Task statement:
Render every entry exactly as it appears.

[Extracted records]

==================================================

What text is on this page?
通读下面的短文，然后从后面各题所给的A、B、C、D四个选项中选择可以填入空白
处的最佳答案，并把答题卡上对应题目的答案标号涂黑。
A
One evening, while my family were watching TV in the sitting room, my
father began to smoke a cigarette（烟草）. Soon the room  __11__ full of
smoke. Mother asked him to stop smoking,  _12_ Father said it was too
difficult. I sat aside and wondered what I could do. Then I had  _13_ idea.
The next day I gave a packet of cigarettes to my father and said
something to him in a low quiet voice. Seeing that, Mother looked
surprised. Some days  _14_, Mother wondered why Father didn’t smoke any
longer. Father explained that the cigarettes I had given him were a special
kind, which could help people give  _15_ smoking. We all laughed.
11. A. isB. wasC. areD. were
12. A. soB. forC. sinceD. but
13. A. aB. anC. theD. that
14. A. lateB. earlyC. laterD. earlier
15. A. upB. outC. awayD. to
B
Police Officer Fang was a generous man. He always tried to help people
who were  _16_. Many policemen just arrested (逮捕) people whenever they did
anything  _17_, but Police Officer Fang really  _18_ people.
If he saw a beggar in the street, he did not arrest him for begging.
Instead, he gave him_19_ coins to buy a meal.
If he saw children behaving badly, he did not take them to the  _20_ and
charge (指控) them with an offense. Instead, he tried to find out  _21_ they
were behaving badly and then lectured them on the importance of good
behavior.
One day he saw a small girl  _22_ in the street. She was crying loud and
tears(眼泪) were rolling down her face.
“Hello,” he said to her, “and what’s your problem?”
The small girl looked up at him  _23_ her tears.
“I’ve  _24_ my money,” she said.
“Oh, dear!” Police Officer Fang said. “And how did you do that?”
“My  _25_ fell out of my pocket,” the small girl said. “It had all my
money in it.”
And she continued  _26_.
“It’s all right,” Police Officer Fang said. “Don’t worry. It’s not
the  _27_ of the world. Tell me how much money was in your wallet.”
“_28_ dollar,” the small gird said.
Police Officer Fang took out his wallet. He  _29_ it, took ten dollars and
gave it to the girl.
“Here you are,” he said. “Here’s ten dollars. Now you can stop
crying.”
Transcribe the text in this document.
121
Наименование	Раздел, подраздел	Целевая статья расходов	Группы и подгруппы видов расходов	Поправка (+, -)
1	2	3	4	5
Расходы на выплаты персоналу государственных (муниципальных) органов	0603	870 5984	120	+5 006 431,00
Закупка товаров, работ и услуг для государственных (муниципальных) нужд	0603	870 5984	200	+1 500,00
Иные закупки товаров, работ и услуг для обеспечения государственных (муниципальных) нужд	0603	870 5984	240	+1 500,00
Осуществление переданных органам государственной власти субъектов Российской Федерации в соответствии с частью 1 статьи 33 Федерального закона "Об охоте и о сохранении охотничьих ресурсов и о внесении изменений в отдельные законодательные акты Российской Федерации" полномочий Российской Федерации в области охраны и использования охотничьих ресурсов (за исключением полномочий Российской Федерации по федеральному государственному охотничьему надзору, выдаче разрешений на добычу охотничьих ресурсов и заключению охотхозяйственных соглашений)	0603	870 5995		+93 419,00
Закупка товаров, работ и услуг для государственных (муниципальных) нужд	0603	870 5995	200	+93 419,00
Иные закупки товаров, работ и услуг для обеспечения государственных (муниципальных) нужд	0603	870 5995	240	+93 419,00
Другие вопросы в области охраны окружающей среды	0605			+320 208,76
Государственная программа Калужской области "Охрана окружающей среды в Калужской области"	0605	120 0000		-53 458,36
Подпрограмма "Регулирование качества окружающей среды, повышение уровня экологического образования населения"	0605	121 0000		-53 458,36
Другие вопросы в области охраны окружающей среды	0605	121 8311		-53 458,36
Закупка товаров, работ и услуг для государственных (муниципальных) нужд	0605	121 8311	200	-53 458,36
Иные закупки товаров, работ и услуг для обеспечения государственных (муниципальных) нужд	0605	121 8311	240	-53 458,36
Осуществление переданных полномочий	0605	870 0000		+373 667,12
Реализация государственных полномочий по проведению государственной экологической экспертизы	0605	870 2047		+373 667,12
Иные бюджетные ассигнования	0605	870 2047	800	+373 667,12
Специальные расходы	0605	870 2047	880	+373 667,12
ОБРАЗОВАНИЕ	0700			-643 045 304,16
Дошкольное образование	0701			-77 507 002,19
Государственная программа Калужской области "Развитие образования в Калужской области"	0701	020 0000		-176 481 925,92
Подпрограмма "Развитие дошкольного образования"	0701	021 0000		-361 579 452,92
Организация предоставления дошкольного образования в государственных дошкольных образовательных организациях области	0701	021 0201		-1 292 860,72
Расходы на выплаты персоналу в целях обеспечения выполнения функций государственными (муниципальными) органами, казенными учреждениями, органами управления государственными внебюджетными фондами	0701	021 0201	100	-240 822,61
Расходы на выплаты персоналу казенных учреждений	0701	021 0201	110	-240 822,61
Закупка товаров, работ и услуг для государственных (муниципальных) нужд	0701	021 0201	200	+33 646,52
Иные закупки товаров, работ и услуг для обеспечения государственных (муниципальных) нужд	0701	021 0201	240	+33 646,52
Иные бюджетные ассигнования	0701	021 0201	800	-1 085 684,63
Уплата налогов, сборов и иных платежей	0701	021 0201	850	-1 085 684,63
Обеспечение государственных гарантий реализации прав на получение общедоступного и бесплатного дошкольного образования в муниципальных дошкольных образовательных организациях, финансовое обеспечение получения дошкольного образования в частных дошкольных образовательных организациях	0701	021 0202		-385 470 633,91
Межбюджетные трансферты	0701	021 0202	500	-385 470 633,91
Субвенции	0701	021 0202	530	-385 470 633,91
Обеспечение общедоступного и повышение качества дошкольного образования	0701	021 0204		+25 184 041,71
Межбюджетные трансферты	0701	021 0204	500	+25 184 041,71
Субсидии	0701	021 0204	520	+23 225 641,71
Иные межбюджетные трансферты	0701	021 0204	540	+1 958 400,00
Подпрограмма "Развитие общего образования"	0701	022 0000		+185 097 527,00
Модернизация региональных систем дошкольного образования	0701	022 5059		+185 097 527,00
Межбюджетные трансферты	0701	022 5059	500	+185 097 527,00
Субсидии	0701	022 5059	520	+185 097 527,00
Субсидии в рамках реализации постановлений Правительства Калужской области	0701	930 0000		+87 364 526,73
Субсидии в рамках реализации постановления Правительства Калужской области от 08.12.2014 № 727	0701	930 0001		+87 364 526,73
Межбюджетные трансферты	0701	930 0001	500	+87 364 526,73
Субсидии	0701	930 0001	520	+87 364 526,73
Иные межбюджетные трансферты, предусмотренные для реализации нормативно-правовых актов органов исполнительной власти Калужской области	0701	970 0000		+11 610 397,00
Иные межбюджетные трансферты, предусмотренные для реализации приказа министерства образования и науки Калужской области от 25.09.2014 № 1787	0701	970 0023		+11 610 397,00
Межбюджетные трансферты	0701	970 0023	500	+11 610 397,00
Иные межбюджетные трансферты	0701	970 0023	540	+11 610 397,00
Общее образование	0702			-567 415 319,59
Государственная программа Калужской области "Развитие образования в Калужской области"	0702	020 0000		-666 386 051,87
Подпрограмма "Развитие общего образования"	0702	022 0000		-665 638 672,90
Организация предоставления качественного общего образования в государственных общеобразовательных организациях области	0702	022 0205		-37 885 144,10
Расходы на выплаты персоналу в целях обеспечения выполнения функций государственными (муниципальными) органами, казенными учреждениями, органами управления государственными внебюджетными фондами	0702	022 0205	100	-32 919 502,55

==================================================

Full response:
What text is on this page?
通读下面的短文，然后从后面各题所给的A、B、C、D四个选项中选择可以填入空白
处的最佳答案，并把答题卡上对应题目的答案标号涂黑。
A
One evening, while my family were watching TV in the sitting room, my
father began to smoke a cigarette（烟草）. Soon the room  __11__ full of
smoke. Mother asked him to stop smoking,  _12_ Father said it was too
difficult. I sat aside and wondered what I could do. Then I had  _13_ idea.
The next day I gave a packet of cigarettes to my father and said
something to him in a low quiet voice. Seeing that, Mother looked
surprised. Some days  _14_, Mother wondered why Father didn’t smoke any
longer. Father explained that the cigarettes I had given him were a special
kind, which could help people give  _15_ smoking. We all laughed.
11. A. isB. wasC. areD. were
12. A. soB. forC. sinceD. but
13. A. aB. anC. theD. that
14. A. lateB. earlyC. laterD. earlier
15. A. upB. outC. awayD. to
B
Police Officer Fang was a generous man. He always tried to help people
who were  _16_. Many policemen just arrested (逮捕) people whenever they did
anything  _17_, but Police Officer Fang really  _18_ people.
If he saw a beggar in the street, he did not arrest him for begging.
Instead, he gave him_19_ coins to buy a meal.
If he saw children behaving badly, he did not take them to the  _20_ and
charge (指控) them with an offense. Instead, he tried to find out  _21_ they
were behaving badly and then lectured them on the importance of good
behavior.
One day he saw a small girl  _22_ in the street. She was crying loud and
tears(眼泪) were rolling down her face.
“Hello,” he said to her, “and what’s your problem?”
The small girl looked up at him  _23_ her tears.
“I’ve  _24_ my money,” she said.
“Oh, dear!” Police Officer Fang said. “And how did you do that?”
“My  _25_ fell out of my pocket,” the small girl said. “It had all my
money in it.”
And she continued  _26_.
“It’s all right,” Police Officer Fang said. “Don’t worry. It’s not
the  _27_ of the world. Tell me how much money was in your wallet.”
“_28_ dollar,” the small gird said.
Police Officer Fang took out his wallet. He  _29_ it, took ten dollars and
gave it to the girl.
“Here you are,” he said. “Here’s ten dollars. Now you can stop
crying.”
Transcribe the text in this document.
121
Наименование	Раздел, подраздел	Целевая статья расходов	Группы и подгруппы видов расходов	Поправка (+, -)
1	2	3	4	5
Расходы на выплаты персоналу государственных (муниципальных) органов	0603	870 5984	120	+5 006 431,00
Закупка товаров, работ и услуг для государственных (муниципальных) нужд	0603	870 5984	200	+1 500,00
Иные закупки товаров, работ и услуг для обеспечения государственных (муниципальных) нужд	0603	870 5984	240	+1 500,00
Осуществление переданных органам государственной власти субъектов Российской Федерации в соответствии с частью 1 статьи 33 Федерального закона "Об охоте и о сохранении охотничьих ресурсов и о внесении изменений в отдельные законодательные акты Российской Федерации" полномочий Российской Федерации в области охраны и использования охотничьих ресурсов (за исключением полномочий Российской Федерации по федеральному государственному охотничьему надзору, выдаче разрешений на добычу охотничьих ресурсов и заключению охотхозяйственных соглашений)	0603	870 5995		+93 419,00
Закупка товаров, работ и услуг для государственных (муниципальных) нужд	0603	870 5995	200	+93 419,00
Иные закупки товаров, работ и услуг для обеспечения государственных (муниципальных) нужд	0603	870 5995	240	+93 419,00
Другие вопросы в области охраны окружающей среды	0605			+320 208,76
Государственная программа Калужской области "Охрана окружающей среды в Калужской области"	0605	120 0000		-53 458,36
Подпрограмма "Регулирование качества окружающей среды, повышение уровня экологического образования населения"	0605	121 0000		-53 458,36
Другие вопросы в области охраны окружающей среды	0605	121 8311		-53 458,36
Закупка товаров, работ и услуг для государственных (муниципальных) нужд	0605	121 8311	200	-53 458,36
Иные закупки товаров, работ и услуг для обеспечения государственных (муниципальных) нужд	0605	121 8311	240	-53 458,36
Осуществление переданных полномочий	0605	870 0000		+373 667,12
Реализация государственных полномочий по проведению государственной экологической экспертизы	0605	870 2047		+373 667,12
Иные бюджетные ассигнования	0605	870 2047	800	+373 667,12
Специальные расходы	0605	870 2047	880	+373 667,12
ОБРАЗОВАНИЕ	0700			-643 045 304,16
Дошкольное образование	0701			-77 507 002,19
Государственная программа Калужской области "Развитие образования в Калужской области"	0701	020 0000		-176 481 925,92
Подпрограмма "Развитие дошкольного образования"	0701	021 0000		-361 579 452,92
Организация предоставления дошкольного образования в государственных дошкольных образовательных организациях области	0701	021 0201		-1 292 860,72
Расходы на выплаты персоналу в целях обеспечения выполнения функций государственными (муниципальными) органами, казенными учреждениями, органами управления государственными внебюджетными фондами	0701	021 0201	100	-240 822,61
Расходы на выплаты персоналу казенных учреждений	0701	021 0201	110	-240 822,61
Закупка товаров, работ и услуг для государственных (муниципальных) нужд	0701	021 0201	200	+33 646,52
Иные закупки товаров, работ и услуг для обеспечения государственных (муниципальных) нужд	0701	021 0201	240	+33 646,52
Иные бюджетные ассигнования	0701	021 0201	800	-1 085 684,63
Уплата налогов, сборов и иных платежей	0701	021 0201	850	-1 085 684,63
Обеспечение государственных гарантий реализации прав на получение общедоступного и бесплатного дошкольного образования в муниципальных дошкольных образовательных организациях, финансовое обеспечение получения дошкольного образования в частных дошкольных образовательных организациях	0701	021 0202		-385 470 633,91
Межбюджетные трансферты	0701	021 0202	500	-385 470 633,91
Субвенции	0701	021 0202	530	-385 470 633,91
Обеспечение общедоступного и повышение качества дошкольного образования	0701	021 0204		+25 184 041,71
Межбюджетные трансферты	0701	021 0204	500	+25 184 041,71
Субсидии	0701	021 0204	520	+23 225 641,71
Иные межбюджетные трансферты	0701	021 0204	540	+1 958 400,00
Подпрограмма "Развитие общего образования"	0701	022 0000		+185 097 527,00
Модернизация региональных систем дошкольного образования	0701	022 5059		+185 097 527,00
Межбюджетные трансферты	0701	022 5059	500	+185 097 527,00
Субсидии	0701	022 5059	520	+185 097 527,00
Субсидии в рамках реализации постановлений Правительства Калужской области	0701	930 0000		+87 364 526,73
Субсидии в рамках реализации постановления Правительства Калужской области от 08.12.2014 № 727	0701	930 0001		+87 364 526,73
Межбюджетные трансферты	0701	930 0001	500	+87 364 526,73
Субсидии	0701	930 0001	520	+87 364 526,73
Иные межбюджетные трансферты, предусмотренные для реализации нормативно-правовых актов органов исполнительной власти Калужской области	0701	970 0000		+11 610 397,00
Иные межбюджетные трансферты, предусмотренные для реализации приказа министерства образования и науки Калужской области от 25.09.2014 № 1787	0701	970 0023		+11 610 397,00
Межбюджетные трансферты	0701	970 0023	500	+11 610 397,00
Иные межбюджетные трансферты	0701	970 0023	540	+11 610 397,00
Общее образование	0702			-567 415 319,59
Государственная программа Калужской области "Развитие образования в Калужской области"	0702	020 0000		-666 386 051,87
Подпрограмма "Развитие общего образования"	0702	022 0000		-665 638 672,90
Организация предоставления качественного общего образования в государственных общеобразовательных организациях области	0702	022 0205		-37 885 144,10
Расходы на выплаты персоналу в целях обеспечения выполнения функций государственными (муниципальными) органами, казенными учреждениями, органами управления государственными внебюджетными фондами	0702	022 0205	100	-32 919 502,55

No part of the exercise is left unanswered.